◆ TASK DETAILS:
Give nothing except the number of lines containing the word "Denizli".

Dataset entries
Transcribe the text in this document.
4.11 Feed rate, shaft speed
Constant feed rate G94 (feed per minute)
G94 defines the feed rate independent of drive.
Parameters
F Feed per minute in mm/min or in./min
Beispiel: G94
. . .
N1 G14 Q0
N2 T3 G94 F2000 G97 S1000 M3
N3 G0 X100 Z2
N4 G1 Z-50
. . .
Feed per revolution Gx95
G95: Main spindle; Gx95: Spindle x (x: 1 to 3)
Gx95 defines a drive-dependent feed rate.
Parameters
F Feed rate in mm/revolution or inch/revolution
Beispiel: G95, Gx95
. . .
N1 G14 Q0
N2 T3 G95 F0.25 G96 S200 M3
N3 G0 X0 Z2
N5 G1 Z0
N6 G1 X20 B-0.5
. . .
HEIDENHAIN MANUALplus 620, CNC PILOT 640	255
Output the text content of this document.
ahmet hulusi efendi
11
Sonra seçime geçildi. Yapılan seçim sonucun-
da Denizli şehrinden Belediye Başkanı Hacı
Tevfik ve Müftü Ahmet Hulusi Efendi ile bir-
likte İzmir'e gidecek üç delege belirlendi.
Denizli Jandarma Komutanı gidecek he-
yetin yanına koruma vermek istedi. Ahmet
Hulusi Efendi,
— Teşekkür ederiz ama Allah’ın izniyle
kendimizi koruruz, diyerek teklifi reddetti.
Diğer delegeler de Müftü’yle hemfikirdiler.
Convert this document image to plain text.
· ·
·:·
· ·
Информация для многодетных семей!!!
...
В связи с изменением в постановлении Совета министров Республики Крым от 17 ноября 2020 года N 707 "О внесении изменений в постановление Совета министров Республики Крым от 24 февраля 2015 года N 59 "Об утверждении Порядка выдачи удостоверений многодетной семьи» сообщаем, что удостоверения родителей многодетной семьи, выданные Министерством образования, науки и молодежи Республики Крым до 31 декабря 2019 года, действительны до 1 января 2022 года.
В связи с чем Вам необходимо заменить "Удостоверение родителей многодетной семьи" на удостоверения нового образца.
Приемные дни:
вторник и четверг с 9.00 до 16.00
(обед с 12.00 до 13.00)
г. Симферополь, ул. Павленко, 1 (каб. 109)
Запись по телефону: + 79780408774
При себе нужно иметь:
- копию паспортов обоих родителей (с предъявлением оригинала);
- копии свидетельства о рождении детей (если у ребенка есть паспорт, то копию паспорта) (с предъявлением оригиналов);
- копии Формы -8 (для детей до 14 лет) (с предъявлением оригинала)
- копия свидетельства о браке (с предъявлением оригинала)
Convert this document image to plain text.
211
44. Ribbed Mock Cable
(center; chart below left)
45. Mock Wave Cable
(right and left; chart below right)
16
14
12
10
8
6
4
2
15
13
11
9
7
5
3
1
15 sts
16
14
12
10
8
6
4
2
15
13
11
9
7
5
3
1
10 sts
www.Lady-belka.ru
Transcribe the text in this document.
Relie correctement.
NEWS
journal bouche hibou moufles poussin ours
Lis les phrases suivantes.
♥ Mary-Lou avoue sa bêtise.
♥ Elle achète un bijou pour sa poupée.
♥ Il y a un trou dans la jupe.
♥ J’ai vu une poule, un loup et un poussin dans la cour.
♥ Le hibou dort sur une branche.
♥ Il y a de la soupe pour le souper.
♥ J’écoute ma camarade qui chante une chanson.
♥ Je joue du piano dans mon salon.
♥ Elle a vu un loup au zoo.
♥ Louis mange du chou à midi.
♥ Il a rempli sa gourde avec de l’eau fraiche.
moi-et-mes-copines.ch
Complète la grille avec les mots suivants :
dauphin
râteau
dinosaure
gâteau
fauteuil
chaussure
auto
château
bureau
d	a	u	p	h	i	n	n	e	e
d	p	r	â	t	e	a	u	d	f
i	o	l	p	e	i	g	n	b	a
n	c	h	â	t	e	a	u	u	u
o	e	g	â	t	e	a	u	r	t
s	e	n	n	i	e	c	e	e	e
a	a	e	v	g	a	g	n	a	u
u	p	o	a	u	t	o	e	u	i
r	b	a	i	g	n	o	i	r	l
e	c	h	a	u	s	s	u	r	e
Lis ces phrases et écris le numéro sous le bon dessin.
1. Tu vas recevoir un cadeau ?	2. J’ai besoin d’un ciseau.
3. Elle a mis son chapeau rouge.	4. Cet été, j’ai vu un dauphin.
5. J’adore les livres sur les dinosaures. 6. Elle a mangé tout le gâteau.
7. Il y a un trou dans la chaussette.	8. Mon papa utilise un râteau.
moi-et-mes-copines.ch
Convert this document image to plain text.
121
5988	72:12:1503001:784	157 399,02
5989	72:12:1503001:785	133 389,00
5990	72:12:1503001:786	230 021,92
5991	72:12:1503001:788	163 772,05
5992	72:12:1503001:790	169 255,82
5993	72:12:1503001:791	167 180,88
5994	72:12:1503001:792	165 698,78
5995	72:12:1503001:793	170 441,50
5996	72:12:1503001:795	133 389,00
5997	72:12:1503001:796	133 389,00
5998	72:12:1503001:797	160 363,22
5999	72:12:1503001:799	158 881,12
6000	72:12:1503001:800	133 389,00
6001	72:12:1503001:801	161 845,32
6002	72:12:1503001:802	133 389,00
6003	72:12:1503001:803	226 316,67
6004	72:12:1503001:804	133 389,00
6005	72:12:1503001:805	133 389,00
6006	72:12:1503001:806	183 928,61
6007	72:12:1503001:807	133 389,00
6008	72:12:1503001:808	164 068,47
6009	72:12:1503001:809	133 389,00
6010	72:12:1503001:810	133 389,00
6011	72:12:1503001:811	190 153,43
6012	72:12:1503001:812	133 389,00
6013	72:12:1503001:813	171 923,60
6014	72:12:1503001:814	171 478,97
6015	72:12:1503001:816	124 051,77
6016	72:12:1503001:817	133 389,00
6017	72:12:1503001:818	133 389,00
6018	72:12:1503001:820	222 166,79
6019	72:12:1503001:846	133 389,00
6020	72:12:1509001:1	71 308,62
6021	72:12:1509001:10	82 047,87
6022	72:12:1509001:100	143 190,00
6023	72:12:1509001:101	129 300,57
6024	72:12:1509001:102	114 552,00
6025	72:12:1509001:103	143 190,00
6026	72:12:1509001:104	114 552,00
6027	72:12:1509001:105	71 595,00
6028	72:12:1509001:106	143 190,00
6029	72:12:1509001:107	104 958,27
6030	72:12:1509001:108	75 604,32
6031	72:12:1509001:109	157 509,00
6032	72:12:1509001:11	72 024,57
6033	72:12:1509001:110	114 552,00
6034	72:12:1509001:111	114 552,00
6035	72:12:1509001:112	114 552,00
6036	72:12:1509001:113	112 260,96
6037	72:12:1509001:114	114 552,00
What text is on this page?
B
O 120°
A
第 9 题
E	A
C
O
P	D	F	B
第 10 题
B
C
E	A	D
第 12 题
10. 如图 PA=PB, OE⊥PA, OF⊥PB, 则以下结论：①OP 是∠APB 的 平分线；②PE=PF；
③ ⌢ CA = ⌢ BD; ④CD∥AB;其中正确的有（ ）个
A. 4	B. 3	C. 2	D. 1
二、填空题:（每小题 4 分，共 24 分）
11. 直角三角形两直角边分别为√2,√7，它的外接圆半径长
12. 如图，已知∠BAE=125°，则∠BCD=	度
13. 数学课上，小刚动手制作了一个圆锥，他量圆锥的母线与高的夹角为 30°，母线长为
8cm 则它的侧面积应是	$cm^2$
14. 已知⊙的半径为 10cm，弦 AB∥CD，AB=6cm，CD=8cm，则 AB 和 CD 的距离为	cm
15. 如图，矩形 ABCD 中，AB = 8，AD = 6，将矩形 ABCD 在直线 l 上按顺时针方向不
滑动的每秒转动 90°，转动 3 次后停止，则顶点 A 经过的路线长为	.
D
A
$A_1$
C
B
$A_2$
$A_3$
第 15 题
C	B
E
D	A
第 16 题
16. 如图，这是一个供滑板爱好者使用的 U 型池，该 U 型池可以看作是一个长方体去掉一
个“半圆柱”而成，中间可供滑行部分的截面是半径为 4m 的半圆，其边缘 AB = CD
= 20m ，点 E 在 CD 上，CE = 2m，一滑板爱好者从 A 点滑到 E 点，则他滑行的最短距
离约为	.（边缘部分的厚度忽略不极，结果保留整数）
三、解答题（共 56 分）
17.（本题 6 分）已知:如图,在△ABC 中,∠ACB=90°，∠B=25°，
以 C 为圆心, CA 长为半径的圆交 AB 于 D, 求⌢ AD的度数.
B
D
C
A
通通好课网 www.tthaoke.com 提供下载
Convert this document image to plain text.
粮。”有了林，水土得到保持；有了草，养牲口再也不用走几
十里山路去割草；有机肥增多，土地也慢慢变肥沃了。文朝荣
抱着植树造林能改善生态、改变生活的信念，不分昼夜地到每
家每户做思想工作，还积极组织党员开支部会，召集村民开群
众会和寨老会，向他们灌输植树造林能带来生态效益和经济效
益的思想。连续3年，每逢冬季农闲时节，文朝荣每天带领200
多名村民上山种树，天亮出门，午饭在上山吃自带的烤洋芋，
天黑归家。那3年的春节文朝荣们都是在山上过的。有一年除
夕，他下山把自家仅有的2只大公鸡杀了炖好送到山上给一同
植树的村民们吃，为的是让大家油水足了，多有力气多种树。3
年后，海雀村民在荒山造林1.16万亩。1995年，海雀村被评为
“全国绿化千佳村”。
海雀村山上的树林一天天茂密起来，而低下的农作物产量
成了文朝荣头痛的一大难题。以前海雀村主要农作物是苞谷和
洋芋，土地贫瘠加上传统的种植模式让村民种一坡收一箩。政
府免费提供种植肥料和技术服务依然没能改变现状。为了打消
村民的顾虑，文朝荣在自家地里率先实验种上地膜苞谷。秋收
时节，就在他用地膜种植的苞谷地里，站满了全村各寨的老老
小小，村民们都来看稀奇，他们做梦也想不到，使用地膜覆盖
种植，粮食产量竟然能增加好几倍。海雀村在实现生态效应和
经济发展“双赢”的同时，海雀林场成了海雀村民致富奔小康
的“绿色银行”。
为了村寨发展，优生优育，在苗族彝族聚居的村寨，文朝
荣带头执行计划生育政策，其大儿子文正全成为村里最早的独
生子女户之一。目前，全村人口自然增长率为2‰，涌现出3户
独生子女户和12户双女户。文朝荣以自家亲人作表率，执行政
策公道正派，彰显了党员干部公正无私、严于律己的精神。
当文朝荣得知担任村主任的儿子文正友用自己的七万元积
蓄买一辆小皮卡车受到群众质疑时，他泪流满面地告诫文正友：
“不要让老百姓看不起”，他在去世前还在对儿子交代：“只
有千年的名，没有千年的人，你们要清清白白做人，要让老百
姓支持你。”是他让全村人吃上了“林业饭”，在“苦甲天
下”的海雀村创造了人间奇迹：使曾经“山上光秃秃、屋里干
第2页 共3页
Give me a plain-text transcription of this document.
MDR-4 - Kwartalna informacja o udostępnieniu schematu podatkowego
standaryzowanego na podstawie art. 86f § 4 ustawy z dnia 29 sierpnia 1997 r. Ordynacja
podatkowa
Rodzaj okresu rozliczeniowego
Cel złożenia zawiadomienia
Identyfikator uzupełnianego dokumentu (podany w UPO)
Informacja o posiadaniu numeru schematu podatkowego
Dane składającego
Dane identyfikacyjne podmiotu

◆ ANSWER FOR THIS EXERCISE:
2